● Task to carry out
Identify the lines that include the word "строительство", then copy all of them.

● Records supplied
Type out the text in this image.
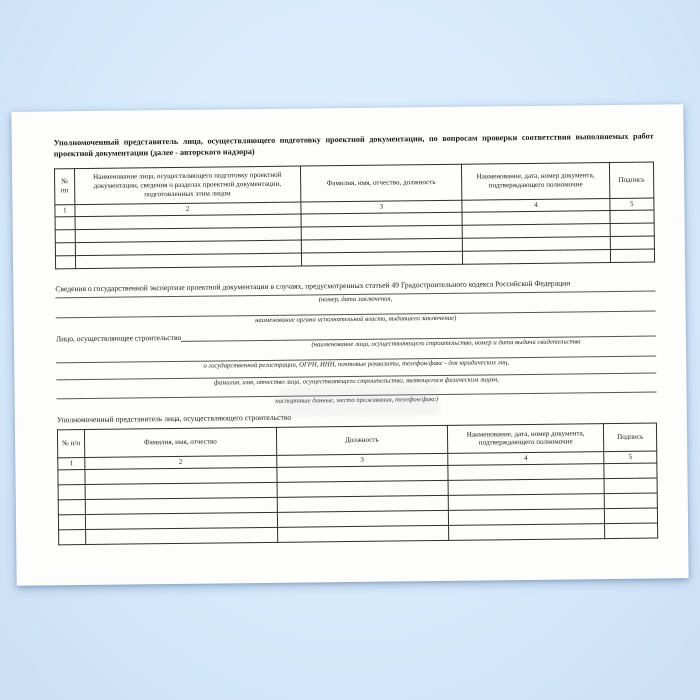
Уполномоченный представитель лица, осуществляющего подготовку проектной документации, по вопросам проверки соответствия выполняемых работ проектной документации (далее - авторского надзора)
№ пп	Наименование лица, осуществляющего подготовку проектной документации, сведения о разделах проектной документации, подготовленных этим лицом	Фамилия, имя, отчество, должность	Наименование, дата, номер документа, подтверждающего полномочие	Подпись
1	2	3	4	5

Сведения о государственной экспертизе проектной документации в случаях, предусмотренных статьей 49 Градостроительного кодекса Российской Федерации
(номер, дата заключения,
наименование органа исполнительной власти, выдавшего заключение)
Лицо, осуществляющее строительство
(наименование лица, осуществляющего строительство, номер и дата выдачи свидетельства
о государственной регистрации, ОГРН, ИНН, почтовые реквизиты, телефон/факс - для юридических лиц,
фамилия, имя, отчество лица, осуществляющего строительство, являющегося физическим лицом,
паспортные данные, место проживания, телефон/факс)
Уполномоченный представитель лица, осуществляющего строительство
№ п/п	Фамилия, имя, отчество	Должность	Наименование, дата, номер документа, подтверждающего полномочие	Подпись
1	2	3	4	5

● Output for this task
Лицо, осуществляющее строительство
(наименование лица, осуществляющего строительство, номер и дата выдачи свидетельства
фамилия, имя, отчество лица, осуществляющего строительство, являющегося физическим лицом,
Уполномоченный представитель лица, осуществляющего строительство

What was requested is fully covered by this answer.